**WHAT THE TASK REQUIRES**
Scan the material below, then work out how many of its lines contain the word "under"; reply with that number only.

----------------

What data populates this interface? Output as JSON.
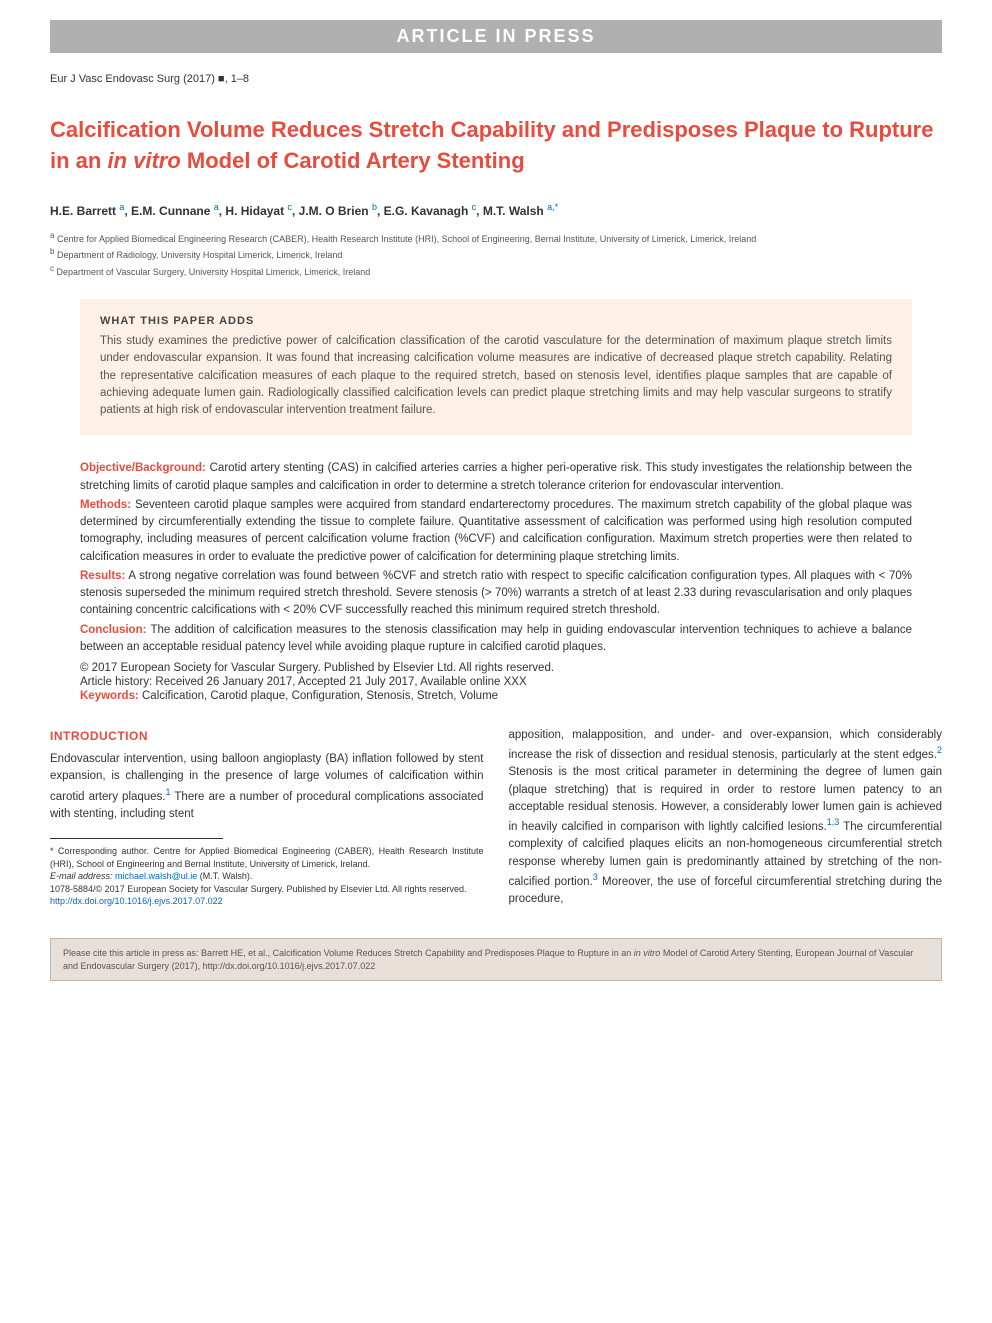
{
  "banner": "ARTICLE IN PRESS",
  "journal_ref": "Eur J Vasc Endovasc Surg (2017) ■, 1–8",
  "title_part1": "Calcification Volume Reduces Stretch Capability and Predisposes Plaque to Rupture in an ",
  "title_italic": "in vitro",
  "title_part2": " Model of Carotid Artery Stenting",
  "authors": {
    "list": "H.E. Barrett ",
    "a1_sup": "a",
    "a2": ", E.M. Cunnane ",
    "a2_sup": "a",
    "a3": ", H. Hidayat ",
    "a3_sup": "c",
    "a4": ", J.M. O Brien ",
    "a4_sup": "b",
    "a5": ", E.G. Kavanagh ",
    "a5_sup": "c",
    "a6": ", M.T. Walsh ",
    "a6_sup": "a,*"
  },
  "affiliations": {
    "a": "Centre for Applied Biomedical Engineering Research (CABER), Health Research Institute (HRI), School of Engineering, Bernal Institute, University of Limerick, Limerick, Ireland",
    "b": "Department of Radiology, University Hospital Limerick, Limerick, Ireland",
    "c": "Department of Vascular Surgery, University Hospital Limerick, Limerick, Ireland"
  },
  "highlights": {
    "title": "WHAT THIS PAPER ADDS",
    "text": "This study examines the predictive power of calcification classification of the carotid vasculature for the determination of maximum plaque stretch limits under endovascular expansion. It was found that increasing calcification volume measures are indicative of decreased plaque stretch capability. Relating the representative calcification measures of each plaque to the required stretch, based on stenosis level, identifies plaque samples that are capable of achieving adequate lumen gain. Radiologically classified calcification levels can predict plaque stretching limits and may help vascular surgeons to stratify patients at high risk of endovascular intervention treatment failure."
  },
  "abstract": {
    "objective_label": "Objective/Background:",
    "objective": " Carotid artery stenting (CAS) in calcified arteries carries a higher peri-operative risk. This study investigates the relationship between the stretching limits of carotid plaque samples and calcification in order to determine a stretch tolerance criterion for endovascular intervention.",
    "methods_label": "Methods:",
    "methods": " Seventeen carotid plaque samples were acquired from standard endarterectomy procedures. The maximum stretch capability of the global plaque was determined by circumferentially extending the tissue to complete failure. Quantitative assessment of calcification was performed using high resolution computed tomography, including measures of percent calcification volume fraction (%CVF) and calcification configuration. Maximum stretch properties were then related to calcification measures in order to evaluate the predictive power of calcification for determining plaque stretching limits.",
    "results_label": "Results:",
    "results": " A strong negative correlation was found between %CVF and stretch ratio with respect to specific calcification configuration types. All plaques with < 70% stenosis superseded the minimum required stretch threshold. Severe stenosis (> 70%) warrants a stretch of at least 2.33 during revascularisation and only plaques containing concentric calcifications with < 20% CVF successfully reached this minimum required stretch threshold.",
    "conclusion_label": "Conclusion:",
    "conclusion": " The addition of calcification measures to the stenosis classification may help in guiding endovascular intervention techniques to achieve a balance between an acceptable residual patency level while avoiding plaque rupture in calcified carotid plaques.",
    "copyright": "© 2017 European Society for Vascular Surgery. Published by Elsevier Ltd. All rights reserved.",
    "history": "Article history: Received 26 January 2017, Accepted 21 July 2017, Available online XXX",
    "keywords_label": "Keywords:",
    "keywords": " Calcification, Carotid plaque, Configuration, Stenosis, Stretch, Volume"
  },
  "intro": {
    "heading": "INTRODUCTION",
    "col1": "Endovascular intervention, using balloon angioplasty (BA) inflation followed by stent expansion, is challenging in the presence of large volumes of calcification within carotid artery plaques.",
    "col1_ref1": "1",
    "col1_cont": " There are a number of procedural complications associated with stenting, including stent",
    "col2": "apposition, malapposition, and under- and over-expansion, which considerably increase the risk of dissection and residual stenosis, particularly at the stent edges.",
    "col2_ref2": "2",
    "col2_cont1": " Stenosis is the most critical parameter in determining the degree of lumen gain (plaque stretching) that is required in order to restore lumen patency to an acceptable residual stenosis. However, a considerably lower lumen gain is achieved in heavily calcified in comparison with lightly calcified lesions.",
    "col2_ref13": "1,3",
    "col2_cont2": " The circumferential complexity of calcified plaques elicits an non-homogeneous circumferential stretch response whereby lumen gain is predominantly attained by stretching of the non-calcified portion.",
    "col2_ref3": "3",
    "col2_cont3": " Moreover, the use of forceful circumferential stretching during the procedure,"
  },
  "footnotes": {
    "corresponding": "* Corresponding author. Centre for Applied Biomedical Engineering (CABER), Health Research Institute (HRI), School of Engineering and Bernal Institute, University of Limerick, Ireland.",
    "email_label": "E-mail address:",
    "email": "michael.walsh@ul.ie",
    "email_suffix": " (M.T. Walsh).",
    "issn": "1078-5884/© 2017 European Society for Vascular Surgery. Published by Elsevier Ltd. All rights reserved.",
    "doi": "http://dx.doi.org/10.1016/j.ejvs.2017.07.022"
  },
  "citation": {
    "prefix": "Please cite this article in press as: Barrett HE, et al., Calcification Volume Reduces Stretch Capability and Predisposes Plaque to Rupture in an ",
    "italic": "in vitro",
    "suffix": " Model of Carotid Artery Stenting, European Journal of Vascular and Endovascular Surgery (2017), http://dx.doi.org/10.1016/j.ejvs.2017.07.022"
  },
  "colors": {
    "accent": "#e74c3c",
    "link": "#0066cc",
    "banner_bg": "#b0b0b0",
    "highlights_bg": "#fdf0e6",
    "citation_bg": "#e8e0d8"
  }
}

----------------

**SOLUTION FOR THIS TASK**
2